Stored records
## start

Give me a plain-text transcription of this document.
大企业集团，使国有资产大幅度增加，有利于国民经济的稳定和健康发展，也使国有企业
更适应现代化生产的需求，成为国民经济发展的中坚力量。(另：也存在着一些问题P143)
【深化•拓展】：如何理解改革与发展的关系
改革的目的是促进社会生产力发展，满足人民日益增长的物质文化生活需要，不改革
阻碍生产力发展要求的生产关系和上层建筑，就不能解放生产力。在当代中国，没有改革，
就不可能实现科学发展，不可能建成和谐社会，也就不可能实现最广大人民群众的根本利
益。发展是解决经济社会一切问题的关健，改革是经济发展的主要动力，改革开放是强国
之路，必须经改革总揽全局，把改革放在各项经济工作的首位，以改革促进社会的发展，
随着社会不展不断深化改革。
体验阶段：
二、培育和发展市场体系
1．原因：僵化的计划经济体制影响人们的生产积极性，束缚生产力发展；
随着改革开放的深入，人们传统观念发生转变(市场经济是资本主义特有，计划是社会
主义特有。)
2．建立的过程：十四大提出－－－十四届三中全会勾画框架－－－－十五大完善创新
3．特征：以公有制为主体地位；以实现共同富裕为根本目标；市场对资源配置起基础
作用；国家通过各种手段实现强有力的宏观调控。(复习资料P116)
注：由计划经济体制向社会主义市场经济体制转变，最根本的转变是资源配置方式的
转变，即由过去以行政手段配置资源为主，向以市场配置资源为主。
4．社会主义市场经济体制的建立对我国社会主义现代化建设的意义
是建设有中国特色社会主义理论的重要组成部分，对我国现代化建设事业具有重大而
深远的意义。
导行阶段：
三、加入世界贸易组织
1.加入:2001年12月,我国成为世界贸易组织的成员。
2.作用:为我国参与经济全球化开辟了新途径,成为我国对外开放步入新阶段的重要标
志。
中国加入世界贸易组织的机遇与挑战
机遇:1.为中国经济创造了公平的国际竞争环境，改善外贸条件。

## end

### Exercise
Each entry above is to be set down again in exactly the same words.

### Task output
Give me a plain-text transcription of this document.
大企业集团，使国有资产大幅度增加，有利于国民经济的稳定和健康发展，也使国有企业
更适应现代化生产的需求，成为国民经济发展的中坚力量。(另：也存在着一些问题P143)
【深化•拓展】：如何理解改革与发展的关系
改革的目的是促进社会生产力发展，满足人民日益增长的物质文化生活需要，不改革
阻碍生产力发展要求的生产关系和上层建筑，就不能解放生产力。在当代中国，没有改革，
就不可能实现科学发展，不可能建成和谐社会，也就不可能实现最广大人民群众的根本利
益。发展是解决经济社会一切问题的关健，改革是经济发展的主要动力，改革开放是强国
之路，必须经改革总揽全局，把改革放在各项经济工作的首位，以改革促进社会的发展，
随着社会不展不断深化改革。
体验阶段：
二、培育和发展市场体系
1．原因：僵化的计划经济体制影响人们的生产积极性，束缚生产力发展；
随着改革开放的深入，人们传统观念发生转变(市场经济是资本主义特有，计划是社会
主义特有。)
2．建立的过程：十四大提出－－－十四届三中全会勾画框架－－－－十五大完善创新
3．特征：以公有制为主体地位；以实现共同富裕为根本目标；市场对资源配置起基础
作用；国家通过各种手段实现强有力的宏观调控。(复习资料P116)
注：由计划经济体制向社会主义市场经济体制转变，最根本的转变是资源配置方式的
转变，即由过去以行政手段配置资源为主，向以市场配置资源为主。
4．社会主义市场经济体制的建立对我国社会主义现代化建设的意义
是建设有中国特色社会主义理论的重要组成部分，对我国现代化建设事业具有重大而
深远的意义。
导行阶段：
三、加入世界贸易组织
1.加入:2001年12月,我国成为世界贸易组织的成员。
2.作用:为我国参与经济全球化开辟了新途径,成为我国对外开放步入新阶段的重要标
志。
中国加入世界贸易组织的机遇与挑战
机遇:1.为中国经济创造了公平的国际竞争环境，改善外贸条件。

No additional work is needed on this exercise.